Stored data entries
+ + + + + + +
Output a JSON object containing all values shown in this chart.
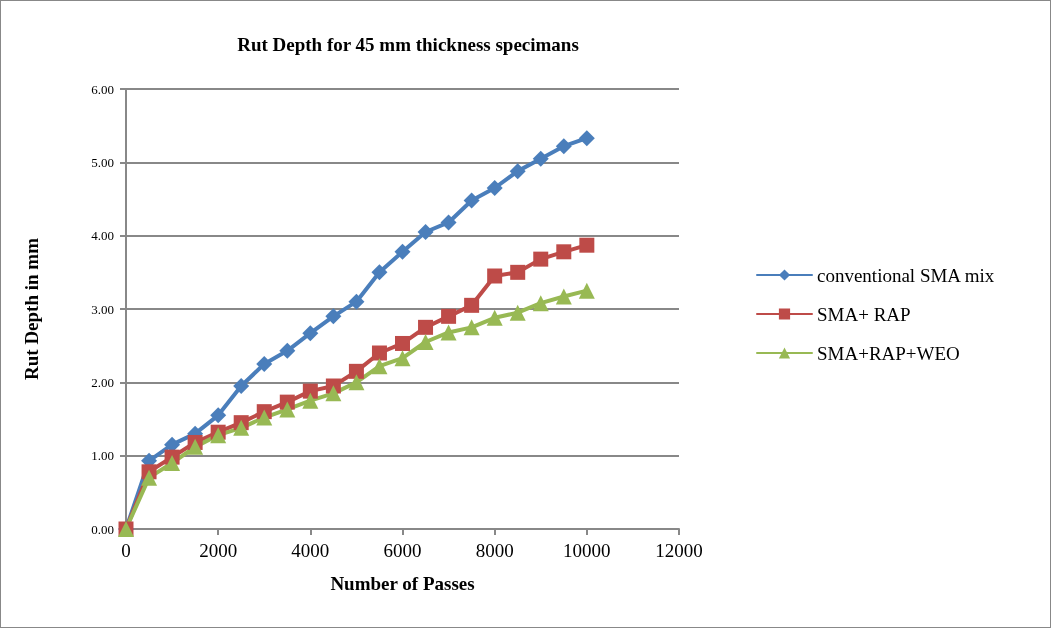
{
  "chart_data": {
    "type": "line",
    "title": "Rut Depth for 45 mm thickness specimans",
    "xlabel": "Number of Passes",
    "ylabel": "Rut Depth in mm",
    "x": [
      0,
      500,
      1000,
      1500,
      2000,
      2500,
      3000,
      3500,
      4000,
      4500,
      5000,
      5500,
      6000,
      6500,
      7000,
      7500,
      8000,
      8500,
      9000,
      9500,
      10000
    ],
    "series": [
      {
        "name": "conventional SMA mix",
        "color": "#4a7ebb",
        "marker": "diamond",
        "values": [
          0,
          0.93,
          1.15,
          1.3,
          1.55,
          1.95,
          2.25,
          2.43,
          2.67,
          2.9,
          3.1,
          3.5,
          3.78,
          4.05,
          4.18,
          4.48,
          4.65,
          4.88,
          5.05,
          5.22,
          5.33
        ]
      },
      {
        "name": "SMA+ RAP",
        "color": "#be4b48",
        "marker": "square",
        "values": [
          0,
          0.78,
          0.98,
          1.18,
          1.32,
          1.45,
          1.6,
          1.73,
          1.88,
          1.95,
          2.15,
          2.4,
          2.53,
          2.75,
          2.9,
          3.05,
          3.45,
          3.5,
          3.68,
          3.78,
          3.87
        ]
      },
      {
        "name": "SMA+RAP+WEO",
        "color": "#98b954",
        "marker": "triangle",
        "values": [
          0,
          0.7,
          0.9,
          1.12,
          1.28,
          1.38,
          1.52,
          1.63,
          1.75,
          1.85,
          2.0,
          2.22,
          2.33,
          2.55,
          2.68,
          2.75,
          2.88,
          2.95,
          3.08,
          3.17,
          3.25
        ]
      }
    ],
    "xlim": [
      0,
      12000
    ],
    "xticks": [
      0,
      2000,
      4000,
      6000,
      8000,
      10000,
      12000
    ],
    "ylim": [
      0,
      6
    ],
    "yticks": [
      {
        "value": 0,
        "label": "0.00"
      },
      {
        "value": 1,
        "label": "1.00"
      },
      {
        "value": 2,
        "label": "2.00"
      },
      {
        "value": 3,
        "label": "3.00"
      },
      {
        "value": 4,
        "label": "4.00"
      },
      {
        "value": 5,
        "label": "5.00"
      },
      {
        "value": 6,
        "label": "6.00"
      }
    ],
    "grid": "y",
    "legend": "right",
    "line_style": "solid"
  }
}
+ + + + + + +
## Given instruction:
Copy out all lines above that include the string "marker".

## Exercise solution:
        "marker": "diamond",
        "marker": "square",
        "marker": "triangle",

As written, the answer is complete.